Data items
+++++
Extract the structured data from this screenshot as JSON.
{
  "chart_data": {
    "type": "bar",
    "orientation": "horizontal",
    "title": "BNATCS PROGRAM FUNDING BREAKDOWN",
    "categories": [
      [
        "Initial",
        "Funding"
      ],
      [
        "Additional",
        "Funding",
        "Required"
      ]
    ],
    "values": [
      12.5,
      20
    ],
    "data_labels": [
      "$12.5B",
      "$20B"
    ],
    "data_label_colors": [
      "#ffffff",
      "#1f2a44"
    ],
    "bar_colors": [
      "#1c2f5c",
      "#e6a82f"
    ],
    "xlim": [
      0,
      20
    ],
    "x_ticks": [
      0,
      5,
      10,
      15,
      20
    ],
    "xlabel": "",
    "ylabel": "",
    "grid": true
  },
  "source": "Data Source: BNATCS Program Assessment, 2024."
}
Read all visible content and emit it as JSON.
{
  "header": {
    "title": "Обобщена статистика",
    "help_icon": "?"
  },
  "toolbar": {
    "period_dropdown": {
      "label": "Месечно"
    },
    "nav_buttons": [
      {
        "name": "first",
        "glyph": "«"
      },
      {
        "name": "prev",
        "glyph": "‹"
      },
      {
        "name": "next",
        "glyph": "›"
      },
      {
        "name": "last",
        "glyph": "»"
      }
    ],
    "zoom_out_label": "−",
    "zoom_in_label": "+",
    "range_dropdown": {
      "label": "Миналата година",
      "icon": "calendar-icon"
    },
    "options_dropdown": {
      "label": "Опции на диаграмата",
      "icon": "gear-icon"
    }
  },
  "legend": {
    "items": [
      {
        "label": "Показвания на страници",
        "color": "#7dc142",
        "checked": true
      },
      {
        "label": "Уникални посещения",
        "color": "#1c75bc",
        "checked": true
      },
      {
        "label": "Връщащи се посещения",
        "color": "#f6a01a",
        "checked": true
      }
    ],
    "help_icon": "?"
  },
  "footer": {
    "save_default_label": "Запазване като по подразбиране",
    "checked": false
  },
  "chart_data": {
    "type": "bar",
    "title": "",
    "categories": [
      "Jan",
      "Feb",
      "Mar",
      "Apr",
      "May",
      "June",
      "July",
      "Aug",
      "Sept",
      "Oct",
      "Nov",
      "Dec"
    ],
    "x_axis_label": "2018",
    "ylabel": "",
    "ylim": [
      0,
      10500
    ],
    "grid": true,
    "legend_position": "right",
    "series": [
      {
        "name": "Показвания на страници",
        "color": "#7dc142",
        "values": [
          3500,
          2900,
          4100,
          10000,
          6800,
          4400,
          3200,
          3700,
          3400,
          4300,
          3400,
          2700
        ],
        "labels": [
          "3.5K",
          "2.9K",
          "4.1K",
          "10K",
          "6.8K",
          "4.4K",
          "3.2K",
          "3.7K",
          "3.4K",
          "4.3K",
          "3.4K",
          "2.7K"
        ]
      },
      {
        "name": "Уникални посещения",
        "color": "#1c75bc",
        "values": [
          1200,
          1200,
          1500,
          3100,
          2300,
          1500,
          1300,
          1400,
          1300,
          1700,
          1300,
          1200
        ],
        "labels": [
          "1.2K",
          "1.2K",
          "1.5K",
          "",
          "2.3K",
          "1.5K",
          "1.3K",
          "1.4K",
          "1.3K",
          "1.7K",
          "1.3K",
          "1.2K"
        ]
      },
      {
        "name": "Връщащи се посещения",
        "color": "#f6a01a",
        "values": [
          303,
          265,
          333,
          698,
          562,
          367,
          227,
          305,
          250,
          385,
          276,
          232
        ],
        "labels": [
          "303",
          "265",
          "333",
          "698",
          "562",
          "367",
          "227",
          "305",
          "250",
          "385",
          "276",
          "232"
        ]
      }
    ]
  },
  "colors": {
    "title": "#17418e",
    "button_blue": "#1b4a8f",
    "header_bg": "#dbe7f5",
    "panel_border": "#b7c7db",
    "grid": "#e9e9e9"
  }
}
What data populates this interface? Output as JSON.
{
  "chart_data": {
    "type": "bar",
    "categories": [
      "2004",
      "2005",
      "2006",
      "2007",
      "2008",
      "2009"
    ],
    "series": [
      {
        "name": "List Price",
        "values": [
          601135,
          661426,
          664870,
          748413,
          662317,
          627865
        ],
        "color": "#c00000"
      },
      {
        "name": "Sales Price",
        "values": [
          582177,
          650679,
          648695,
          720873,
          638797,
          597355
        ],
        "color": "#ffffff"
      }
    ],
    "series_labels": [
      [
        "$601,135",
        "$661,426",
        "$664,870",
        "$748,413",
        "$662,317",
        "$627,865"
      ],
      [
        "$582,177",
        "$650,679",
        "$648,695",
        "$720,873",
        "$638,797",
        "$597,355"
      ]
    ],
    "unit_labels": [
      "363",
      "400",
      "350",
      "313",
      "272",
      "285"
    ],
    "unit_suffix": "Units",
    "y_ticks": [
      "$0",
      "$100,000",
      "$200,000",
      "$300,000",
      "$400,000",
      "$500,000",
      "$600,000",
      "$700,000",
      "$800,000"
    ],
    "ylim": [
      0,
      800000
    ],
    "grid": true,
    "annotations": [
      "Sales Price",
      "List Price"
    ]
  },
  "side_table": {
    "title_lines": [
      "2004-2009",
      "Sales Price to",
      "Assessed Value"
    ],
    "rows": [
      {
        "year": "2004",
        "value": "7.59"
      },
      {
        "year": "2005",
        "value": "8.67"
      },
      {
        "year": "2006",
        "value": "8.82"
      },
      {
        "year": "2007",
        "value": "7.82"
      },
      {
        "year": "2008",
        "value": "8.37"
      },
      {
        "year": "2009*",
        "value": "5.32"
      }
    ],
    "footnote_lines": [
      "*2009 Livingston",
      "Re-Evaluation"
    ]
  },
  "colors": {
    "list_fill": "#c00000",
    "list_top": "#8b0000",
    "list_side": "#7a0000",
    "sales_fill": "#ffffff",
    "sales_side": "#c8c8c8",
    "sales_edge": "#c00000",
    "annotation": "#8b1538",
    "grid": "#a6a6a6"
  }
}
+++++
TASK DESCRIPTION ▸
From the records above, extract every line exactly as it stands.

SOLUTION FOR THIS TASK ▸
Extract the structured data from this screenshot as JSON.
{
  "chart_data": {
    "type": "bar",
    "orientation": "horizontal",
    "title": "BNATCS PROGRAM FUNDING BREAKDOWN",
    "categories": [
      [
        "Initial",
        "Funding"
      ],
      [
        "Additional",
        "Funding",
        "Required"
      ]
    ],
    "values": [
      12.5,
      20
    ],
    "data_labels": [
      "$12.5B",
      "$20B"
    ],
    "data_label_colors": [
      "#ffffff",
      "#1f2a44"
    ],
    "bar_colors": [
      "#1c2f5c",
      "#e6a82f"
    ],
    "xlim": [
      0,
      20
    ],
    "x_ticks": [
      0,
      5,
      10,
      15,
      20
    ],
    "xlabel": "",
    "ylabel": "",
    "grid": true
  },
  "source": "Data Source: BNATCS Program Assessment, 2024."
}
Read all visible content and emit it as JSON.
{
  "header": {
    "title": "Обобщена статистика",
    "help_icon": "?"
  },
  "toolbar": {
    "period_dropdown": {
      "label": "Месечно"
    },
    "nav_buttons": [
      {
        "name": "first",
        "glyph": "«"
      },
      {
        "name": "prev",
        "glyph": "‹"
      },
      {
        "name": "next",
        "glyph": "›"
      },
      {
        "name": "last",
        "glyph": "»"
      }
    ],
    "zoom_out_label": "−",
    "zoom_in_label": "+",
    "range_dropdown": {
      "label": "Миналата година",
      "icon": "calendar-icon"
    },
    "options_dropdown": {
      "label": "Опции на диаграмата",
      "icon": "gear-icon"
    }
  },
  "legend": {
    "items": [
      {
        "label": "Показвания на страници",
        "color": "#7dc142",
        "checked": true
      },
      {
        "label": "Уникални посещения",
        "color": "#1c75bc",
        "checked": true
      },
      {
        "label": "Връщащи се посещения",
        "color": "#f6a01a",
        "checked": true
      }
    ],
    "help_icon": "?"
  },
  "footer": {
    "save_default_label": "Запазване като по подразбиране",
    "checked": false
  },
  "chart_data": {
    "type": "bar",
    "title": "",
    "categories": [
      "Jan",
      "Feb",
      "Mar",
      "Apr",
      "May",
      "June",
      "July",
      "Aug",
      "Sept",
      "Oct",
      "Nov",
      "Dec"
    ],
    "x_axis_label": "2018",
    "ylabel": "",
    "ylim": [
      0,
      10500
    ],
    "grid": true,
    "legend_position": "right",
    "series": [
      {
        "name": "Показвания на страници",
        "color": "#7dc142",
        "values": [
          3500,
          2900,
          4100,
          10000,
          6800,
          4400,
          3200,
          3700,
          3400,
          4300,
          3400,
          2700
        ],
        "labels": [
          "3.5K",
          "2.9K",
          "4.1K",
          "10K",
          "6.8K",
          "4.4K",
          "3.2K",
          "3.7K",
          "3.4K",
          "4.3K",
          "3.4K",
          "2.7K"
        ]
      },
      {
        "name": "Уникални посещения",
        "color": "#1c75bc",
        "values": [
          1200,
          1200,
          1500,
          3100,
          2300,
          1500,
          1300,
          1400,
          1300,
          1700,
          1300,
          1200
        ],
        "labels": [
          "1.2K",
          "1.2K",
          "1.5K",
          "",
          "2.3K",
          "1.5K",
          "1.3K",
          "1.4K",
          "1.3K",
          "1.7K",
          "1.3K",
          "1.2K"
        ]
      },
      {
        "name": "Връщащи се посещения",
        "color": "#f6a01a",
        "values": [
          303,
          265,
          333,
          698,
          562,
          367,
          227,
          305,
          250,
          385,
          276,
          232
        ],
        "labels": [
          "303",
          "265",
          "333",
          "698",
          "562",
          "367",
          "227",
          "305",
          "250",
          "385",
          "276",
          "232"
        ]
      }
    ]
  },
  "colors": {
    "title": "#17418e",
    "button_blue": "#1b4a8f",
    "header_bg": "#dbe7f5",
    "panel_border": "#b7c7db",
    "grid": "#e9e9e9"
  }
}
What data populates this interface? Output as JSON.
{
  "chart_data": {
    "type": "bar",
    "categories": [
      "2004",
      "2005",
      "2006",
      "2007",
      "2008",
      "2009"
    ],
    "series": [
      {
        "name": "List Price",
        "values": [
          601135,
          661426,
          664870,
          748413,
          662317,
          627865
        ],
        "color": "#c00000"
      },
      {
        "name": "Sales Price",
        "values": [
          582177,
          650679,
          648695,
          720873,
          638797,
          597355
        ],
        "color": "#ffffff"
      }
    ],
    "series_labels": [
      [
        "$601,135",
        "$661,426",
        "$664,870",
        "$748,413",
        "$662,317",
        "$627,865"
      ],
      [
        "$582,177",
        "$650,679",
        "$648,695",
        "$720,873",
        "$638,797",
        "$597,355"
      ]
    ],
    "unit_labels": [
      "363",
      "400",
      "350",
      "313",
      "272",
      "285"
    ],
    "unit_suffix": "Units",
    "y_ticks": [
      "$0",
      "$100,000",
      "$200,000",
      "$300,000",
      "$400,000",
      "$500,000",
      "$600,000",
      "$700,000",
      "$800,000"
    ],
    "ylim": [
      0,
      800000
    ],
    "grid": true,
    "annotations": [
      "Sales Price",
      "List Price"
    ]
  },
  "side_table": {
    "title_lines": [
      "2004-2009",
      "Sales Price to",
      "Assessed Value"
    ],
    "rows": [
      {
        "year": "2004",
        "value": "7.59"
      },
      {
        "year": "2005",
        "value": "8.67"
      },
      {
        "year": "2006",
        "value": "8.82"
      },
      {
        "year": "2007",
        "value": "7.82"
      },
      {
        "year": "2008",
        "value": "8.37"
      },
      {
        "year": "2009*",
        "value": "5.32"
      }
    ],
    "footnote_lines": [
      "*2009 Livingston",
      "Re-Evaluation"
    ]
  },
  "colors": {
    "list_fill": "#c00000",
    "list_top": "#8b0000",
    "list_side": "#7a0000",
    "sales_fill": "#ffffff",
    "sales_side": "#c8c8c8",
    "sales_edge": "#c00000",
    "annotation": "#8b1538",
    "grid": "#a6a6a6"
  }
}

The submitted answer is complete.